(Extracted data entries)
--- BEGIN ---

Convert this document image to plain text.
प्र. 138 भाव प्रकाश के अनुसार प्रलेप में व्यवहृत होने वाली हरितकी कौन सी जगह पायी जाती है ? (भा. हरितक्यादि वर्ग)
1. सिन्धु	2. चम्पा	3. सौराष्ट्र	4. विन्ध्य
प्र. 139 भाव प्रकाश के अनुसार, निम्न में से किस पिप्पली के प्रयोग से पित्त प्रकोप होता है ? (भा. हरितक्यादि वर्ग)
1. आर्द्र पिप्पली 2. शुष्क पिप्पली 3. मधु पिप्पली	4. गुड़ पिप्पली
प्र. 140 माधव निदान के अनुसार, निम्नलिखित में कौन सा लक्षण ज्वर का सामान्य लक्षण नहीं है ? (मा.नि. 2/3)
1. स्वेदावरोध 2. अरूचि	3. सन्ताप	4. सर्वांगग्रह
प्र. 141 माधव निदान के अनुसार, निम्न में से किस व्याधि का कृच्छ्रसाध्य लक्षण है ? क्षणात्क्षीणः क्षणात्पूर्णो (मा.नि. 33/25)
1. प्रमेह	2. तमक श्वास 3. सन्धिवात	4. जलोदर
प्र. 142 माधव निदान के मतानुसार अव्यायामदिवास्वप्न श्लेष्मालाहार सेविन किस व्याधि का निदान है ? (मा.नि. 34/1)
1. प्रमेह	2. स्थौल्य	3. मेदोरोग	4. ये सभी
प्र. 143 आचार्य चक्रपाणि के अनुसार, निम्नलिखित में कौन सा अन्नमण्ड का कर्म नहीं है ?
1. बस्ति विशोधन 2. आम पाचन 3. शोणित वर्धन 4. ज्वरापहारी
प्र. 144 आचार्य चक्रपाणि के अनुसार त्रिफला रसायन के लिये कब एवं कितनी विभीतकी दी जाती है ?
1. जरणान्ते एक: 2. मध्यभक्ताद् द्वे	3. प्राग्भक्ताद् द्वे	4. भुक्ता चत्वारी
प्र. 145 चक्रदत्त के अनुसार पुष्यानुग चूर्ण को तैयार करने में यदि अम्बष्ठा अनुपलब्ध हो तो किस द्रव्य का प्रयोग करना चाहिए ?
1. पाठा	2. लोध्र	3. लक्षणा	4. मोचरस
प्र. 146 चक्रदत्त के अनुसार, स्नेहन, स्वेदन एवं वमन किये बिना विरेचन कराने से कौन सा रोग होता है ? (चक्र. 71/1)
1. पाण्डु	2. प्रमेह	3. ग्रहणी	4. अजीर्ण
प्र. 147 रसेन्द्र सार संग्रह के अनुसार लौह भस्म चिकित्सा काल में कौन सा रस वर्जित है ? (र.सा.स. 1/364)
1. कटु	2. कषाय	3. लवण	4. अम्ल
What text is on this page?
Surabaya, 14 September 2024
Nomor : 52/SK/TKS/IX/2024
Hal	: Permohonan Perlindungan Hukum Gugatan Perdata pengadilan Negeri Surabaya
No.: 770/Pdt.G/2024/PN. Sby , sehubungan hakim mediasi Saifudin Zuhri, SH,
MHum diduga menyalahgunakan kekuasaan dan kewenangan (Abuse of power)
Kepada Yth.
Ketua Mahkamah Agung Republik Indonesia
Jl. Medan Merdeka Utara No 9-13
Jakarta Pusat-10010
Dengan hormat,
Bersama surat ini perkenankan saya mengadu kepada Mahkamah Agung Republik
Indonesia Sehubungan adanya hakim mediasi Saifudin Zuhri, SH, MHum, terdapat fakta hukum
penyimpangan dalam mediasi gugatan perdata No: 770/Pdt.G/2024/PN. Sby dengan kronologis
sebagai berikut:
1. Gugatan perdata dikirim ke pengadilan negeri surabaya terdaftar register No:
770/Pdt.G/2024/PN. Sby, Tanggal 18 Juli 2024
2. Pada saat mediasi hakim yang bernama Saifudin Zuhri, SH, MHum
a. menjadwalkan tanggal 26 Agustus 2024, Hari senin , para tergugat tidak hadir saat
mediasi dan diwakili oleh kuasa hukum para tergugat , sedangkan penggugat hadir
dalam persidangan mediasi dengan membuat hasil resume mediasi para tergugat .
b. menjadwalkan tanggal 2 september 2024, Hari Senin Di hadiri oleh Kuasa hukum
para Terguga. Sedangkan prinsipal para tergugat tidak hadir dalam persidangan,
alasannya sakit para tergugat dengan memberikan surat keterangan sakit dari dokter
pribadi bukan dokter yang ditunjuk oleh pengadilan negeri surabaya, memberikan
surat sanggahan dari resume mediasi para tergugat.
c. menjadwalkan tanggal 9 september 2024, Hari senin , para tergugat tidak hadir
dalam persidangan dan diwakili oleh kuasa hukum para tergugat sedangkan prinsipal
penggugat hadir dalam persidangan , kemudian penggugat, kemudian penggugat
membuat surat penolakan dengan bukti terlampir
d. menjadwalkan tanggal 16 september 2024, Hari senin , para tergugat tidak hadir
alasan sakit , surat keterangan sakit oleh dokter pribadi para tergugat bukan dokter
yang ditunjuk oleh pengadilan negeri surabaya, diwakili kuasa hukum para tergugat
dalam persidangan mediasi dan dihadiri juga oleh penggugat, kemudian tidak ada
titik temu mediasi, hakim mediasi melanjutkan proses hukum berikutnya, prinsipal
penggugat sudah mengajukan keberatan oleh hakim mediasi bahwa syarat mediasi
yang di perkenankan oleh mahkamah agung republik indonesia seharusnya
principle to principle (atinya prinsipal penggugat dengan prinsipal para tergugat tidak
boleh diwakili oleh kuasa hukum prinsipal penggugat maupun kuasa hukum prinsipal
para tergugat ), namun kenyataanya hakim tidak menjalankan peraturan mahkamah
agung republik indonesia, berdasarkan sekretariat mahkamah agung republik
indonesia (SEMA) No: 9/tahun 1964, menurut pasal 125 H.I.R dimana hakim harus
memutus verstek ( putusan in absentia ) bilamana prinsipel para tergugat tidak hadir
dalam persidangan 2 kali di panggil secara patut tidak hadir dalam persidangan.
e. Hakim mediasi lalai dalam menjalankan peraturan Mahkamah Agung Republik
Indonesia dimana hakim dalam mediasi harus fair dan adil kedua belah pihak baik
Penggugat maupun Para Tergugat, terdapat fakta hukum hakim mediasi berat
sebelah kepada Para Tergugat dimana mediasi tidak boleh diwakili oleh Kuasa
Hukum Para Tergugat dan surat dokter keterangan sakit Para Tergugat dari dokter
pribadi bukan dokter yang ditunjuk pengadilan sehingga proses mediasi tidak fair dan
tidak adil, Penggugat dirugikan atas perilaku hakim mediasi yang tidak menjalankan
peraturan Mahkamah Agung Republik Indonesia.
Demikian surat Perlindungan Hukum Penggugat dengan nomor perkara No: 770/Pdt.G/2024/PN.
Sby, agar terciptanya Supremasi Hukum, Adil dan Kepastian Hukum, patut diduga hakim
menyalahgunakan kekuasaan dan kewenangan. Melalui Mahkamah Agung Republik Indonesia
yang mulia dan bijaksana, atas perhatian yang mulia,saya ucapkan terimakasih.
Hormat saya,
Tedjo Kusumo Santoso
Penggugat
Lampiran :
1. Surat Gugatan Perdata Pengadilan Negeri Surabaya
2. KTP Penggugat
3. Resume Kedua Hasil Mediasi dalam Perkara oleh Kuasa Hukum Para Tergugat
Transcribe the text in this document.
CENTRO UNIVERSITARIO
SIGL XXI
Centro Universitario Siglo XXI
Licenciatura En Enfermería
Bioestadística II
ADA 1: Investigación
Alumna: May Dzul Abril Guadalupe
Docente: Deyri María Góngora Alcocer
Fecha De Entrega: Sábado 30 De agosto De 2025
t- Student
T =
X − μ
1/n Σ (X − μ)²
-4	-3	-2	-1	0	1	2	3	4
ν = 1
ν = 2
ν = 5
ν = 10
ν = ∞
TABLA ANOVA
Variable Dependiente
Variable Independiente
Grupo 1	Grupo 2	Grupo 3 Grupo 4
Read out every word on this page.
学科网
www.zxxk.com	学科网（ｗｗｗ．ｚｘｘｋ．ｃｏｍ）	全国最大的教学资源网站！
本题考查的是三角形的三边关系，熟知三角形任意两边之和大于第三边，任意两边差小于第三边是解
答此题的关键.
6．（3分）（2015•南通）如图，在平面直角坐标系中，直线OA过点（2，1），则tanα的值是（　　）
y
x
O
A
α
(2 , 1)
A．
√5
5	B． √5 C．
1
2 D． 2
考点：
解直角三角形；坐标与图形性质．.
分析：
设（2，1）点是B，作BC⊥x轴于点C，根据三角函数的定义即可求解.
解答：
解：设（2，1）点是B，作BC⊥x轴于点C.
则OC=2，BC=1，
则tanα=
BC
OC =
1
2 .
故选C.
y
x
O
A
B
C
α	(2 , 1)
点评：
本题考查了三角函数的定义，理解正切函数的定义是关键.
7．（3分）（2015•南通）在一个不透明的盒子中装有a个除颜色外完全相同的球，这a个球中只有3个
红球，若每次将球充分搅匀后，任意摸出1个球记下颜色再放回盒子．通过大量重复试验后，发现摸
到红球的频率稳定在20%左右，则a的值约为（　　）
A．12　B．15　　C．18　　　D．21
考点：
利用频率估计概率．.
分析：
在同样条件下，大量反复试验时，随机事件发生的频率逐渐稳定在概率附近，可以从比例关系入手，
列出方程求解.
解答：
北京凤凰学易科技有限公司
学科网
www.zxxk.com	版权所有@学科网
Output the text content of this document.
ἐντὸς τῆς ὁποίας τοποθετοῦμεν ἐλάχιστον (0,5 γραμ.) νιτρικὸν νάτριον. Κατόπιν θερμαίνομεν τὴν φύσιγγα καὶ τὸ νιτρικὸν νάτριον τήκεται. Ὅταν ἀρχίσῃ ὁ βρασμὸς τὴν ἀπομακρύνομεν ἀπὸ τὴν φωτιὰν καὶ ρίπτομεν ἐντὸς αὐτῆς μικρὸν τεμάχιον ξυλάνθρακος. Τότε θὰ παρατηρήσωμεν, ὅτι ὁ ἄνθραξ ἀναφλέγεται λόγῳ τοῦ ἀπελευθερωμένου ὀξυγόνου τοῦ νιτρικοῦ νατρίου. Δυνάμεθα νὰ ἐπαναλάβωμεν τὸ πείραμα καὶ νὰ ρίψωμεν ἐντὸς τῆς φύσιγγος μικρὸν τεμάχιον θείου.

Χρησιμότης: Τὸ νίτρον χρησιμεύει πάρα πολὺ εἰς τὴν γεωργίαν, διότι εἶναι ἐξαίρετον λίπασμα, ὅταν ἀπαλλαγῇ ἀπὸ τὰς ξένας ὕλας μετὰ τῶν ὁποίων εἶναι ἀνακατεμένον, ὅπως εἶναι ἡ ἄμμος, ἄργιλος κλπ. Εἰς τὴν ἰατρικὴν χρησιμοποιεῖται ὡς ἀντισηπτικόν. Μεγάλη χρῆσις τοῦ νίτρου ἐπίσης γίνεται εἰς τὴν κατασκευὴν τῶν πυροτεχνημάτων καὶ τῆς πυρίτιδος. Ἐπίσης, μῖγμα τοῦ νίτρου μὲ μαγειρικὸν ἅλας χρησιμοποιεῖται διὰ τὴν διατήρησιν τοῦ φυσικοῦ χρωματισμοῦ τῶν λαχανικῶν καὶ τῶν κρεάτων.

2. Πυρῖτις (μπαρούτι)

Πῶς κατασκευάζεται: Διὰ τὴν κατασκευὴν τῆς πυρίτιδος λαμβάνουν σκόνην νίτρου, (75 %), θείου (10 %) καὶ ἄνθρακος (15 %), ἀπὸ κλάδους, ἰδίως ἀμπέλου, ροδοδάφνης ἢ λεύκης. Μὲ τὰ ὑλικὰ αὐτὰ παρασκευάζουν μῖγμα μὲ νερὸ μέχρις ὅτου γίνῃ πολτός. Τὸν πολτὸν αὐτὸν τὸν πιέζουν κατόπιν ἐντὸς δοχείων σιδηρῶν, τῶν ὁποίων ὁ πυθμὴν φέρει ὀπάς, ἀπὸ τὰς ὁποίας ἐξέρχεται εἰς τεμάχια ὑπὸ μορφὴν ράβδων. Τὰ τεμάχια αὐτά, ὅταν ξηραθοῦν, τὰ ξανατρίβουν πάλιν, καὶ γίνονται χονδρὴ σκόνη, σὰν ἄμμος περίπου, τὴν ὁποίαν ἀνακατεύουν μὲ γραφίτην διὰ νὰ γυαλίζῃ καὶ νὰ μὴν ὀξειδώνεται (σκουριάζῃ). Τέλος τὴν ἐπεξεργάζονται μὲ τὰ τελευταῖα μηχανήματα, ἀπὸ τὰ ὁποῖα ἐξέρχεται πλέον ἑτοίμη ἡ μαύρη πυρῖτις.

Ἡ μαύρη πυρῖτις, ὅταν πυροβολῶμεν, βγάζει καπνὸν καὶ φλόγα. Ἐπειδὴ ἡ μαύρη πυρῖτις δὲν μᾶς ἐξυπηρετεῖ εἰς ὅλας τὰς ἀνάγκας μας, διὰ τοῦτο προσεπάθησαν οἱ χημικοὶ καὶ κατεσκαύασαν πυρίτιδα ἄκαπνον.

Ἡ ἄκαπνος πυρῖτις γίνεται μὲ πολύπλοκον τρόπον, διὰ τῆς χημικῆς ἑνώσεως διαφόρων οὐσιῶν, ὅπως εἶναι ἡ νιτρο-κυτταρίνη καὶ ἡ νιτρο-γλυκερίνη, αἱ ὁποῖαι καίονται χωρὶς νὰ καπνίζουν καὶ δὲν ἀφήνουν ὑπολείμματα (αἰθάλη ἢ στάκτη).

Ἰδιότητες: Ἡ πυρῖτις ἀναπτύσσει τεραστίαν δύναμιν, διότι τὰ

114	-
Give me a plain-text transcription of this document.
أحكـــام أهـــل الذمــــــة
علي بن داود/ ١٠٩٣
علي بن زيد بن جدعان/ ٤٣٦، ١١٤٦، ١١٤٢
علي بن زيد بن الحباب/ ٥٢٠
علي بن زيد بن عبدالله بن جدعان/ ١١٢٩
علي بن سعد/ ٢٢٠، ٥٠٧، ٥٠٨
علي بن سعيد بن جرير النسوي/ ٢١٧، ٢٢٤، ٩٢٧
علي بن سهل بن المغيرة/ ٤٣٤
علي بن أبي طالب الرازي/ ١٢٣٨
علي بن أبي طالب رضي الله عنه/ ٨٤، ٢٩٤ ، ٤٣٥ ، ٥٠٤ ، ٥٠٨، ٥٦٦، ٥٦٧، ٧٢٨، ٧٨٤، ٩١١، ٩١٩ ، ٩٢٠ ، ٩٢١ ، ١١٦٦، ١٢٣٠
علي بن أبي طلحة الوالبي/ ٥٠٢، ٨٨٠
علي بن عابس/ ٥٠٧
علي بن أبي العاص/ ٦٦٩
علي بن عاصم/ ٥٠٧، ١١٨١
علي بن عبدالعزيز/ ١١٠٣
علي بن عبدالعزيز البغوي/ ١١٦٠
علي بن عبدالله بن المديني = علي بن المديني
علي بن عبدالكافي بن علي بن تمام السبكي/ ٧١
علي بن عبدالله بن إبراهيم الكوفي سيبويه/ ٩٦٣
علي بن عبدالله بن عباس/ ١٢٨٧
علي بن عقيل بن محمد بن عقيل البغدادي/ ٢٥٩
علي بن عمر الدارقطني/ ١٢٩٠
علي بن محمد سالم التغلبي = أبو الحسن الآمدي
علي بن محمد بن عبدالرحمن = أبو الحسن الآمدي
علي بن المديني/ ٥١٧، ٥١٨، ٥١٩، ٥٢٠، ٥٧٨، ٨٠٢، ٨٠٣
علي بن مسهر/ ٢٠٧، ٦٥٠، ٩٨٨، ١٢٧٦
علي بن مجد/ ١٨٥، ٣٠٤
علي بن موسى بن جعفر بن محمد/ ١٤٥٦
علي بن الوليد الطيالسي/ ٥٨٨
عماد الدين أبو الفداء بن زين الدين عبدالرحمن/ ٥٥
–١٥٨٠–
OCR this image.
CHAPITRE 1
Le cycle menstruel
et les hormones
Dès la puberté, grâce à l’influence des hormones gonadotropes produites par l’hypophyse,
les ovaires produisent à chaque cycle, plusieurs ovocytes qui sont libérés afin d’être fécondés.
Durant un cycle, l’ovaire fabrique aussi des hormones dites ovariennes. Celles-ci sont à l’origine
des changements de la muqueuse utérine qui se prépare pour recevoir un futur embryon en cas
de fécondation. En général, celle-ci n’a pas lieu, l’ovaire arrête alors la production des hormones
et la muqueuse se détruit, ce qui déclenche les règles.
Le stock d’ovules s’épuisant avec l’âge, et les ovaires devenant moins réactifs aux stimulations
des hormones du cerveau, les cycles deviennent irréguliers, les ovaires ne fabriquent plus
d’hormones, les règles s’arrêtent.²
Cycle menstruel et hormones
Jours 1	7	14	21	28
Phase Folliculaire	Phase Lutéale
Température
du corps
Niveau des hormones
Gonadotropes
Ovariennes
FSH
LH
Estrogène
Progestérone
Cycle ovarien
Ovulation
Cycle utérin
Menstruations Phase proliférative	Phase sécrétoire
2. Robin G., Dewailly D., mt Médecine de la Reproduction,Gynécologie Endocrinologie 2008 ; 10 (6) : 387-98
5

--- END ---

## TASK DETAILS
Gather from the data above every line with the string "perkenankan".

## THE SOLUTION
Bersama surat ini perkenankan saya mengadu kepada Mahkamah Agung Republik
yang di perkenankan oleh mahkamah agung republik indonesia seharusnya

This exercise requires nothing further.